*Problem*
Find the string "level" in the records. Copy every line it appears in.

--- Data shown ---

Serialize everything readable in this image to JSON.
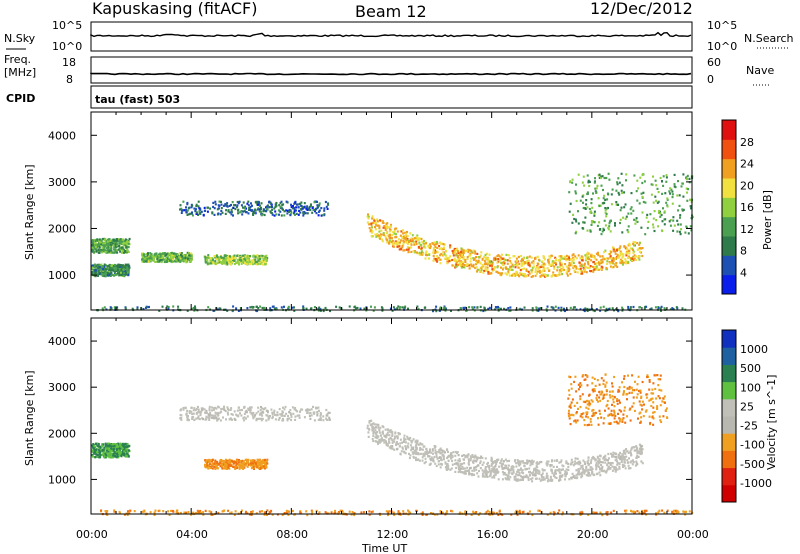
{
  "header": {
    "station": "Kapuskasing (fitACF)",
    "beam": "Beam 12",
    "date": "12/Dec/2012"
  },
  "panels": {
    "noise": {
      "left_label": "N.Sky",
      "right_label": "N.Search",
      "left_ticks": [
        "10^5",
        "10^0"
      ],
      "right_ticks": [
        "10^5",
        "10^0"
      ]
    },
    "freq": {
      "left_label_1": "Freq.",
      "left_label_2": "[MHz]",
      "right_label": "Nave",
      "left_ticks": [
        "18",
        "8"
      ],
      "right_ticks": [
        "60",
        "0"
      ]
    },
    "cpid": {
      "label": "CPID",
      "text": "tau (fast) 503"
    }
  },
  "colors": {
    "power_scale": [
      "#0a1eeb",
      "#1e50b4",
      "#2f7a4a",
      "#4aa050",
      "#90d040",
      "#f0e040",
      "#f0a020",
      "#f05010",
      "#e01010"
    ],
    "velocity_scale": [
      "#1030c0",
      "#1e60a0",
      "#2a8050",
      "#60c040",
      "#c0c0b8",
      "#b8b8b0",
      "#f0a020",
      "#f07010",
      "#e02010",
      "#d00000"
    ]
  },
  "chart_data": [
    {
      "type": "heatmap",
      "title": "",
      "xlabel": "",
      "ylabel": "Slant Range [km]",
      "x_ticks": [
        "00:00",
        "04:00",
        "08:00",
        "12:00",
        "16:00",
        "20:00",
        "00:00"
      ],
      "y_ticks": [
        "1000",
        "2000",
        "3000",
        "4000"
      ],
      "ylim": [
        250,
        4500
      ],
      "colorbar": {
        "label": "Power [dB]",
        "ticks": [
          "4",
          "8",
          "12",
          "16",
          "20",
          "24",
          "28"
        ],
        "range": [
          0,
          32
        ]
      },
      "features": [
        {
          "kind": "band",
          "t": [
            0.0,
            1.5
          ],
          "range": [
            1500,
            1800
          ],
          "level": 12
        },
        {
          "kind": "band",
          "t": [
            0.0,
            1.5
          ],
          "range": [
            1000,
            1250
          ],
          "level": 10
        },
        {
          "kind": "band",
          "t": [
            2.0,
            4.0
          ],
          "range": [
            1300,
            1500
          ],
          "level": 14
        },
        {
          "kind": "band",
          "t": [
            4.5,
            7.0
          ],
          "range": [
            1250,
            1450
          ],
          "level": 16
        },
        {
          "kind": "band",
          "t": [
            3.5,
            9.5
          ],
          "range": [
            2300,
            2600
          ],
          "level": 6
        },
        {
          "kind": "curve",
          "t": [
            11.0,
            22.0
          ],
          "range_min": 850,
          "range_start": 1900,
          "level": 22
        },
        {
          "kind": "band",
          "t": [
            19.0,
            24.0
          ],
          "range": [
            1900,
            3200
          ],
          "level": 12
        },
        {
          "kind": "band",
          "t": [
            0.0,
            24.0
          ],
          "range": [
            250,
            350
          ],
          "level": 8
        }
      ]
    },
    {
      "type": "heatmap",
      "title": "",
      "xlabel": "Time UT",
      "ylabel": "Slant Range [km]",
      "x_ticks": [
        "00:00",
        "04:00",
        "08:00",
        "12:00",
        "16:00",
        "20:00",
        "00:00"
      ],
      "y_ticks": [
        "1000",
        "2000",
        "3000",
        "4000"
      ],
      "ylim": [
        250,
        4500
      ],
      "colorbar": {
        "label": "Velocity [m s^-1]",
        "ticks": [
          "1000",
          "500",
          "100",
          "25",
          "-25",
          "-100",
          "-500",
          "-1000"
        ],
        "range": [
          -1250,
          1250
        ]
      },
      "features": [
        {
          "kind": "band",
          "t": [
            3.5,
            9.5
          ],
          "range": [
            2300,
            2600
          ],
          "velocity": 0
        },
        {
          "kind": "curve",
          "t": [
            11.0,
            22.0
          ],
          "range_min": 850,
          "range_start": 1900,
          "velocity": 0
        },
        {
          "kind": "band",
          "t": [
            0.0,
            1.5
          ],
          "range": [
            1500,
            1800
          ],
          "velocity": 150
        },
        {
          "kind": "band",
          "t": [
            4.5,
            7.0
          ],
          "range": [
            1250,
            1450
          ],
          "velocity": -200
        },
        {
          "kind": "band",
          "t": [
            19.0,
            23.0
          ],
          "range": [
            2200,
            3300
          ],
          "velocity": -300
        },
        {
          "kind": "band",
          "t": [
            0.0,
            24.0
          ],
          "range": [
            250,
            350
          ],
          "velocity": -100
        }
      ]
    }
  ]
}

---

*Response below*
          "level": 12
          "level": 10
          "level": 14
          "level": 16
          "level": 6
          "level": 22
          "level": 12
          "level": 8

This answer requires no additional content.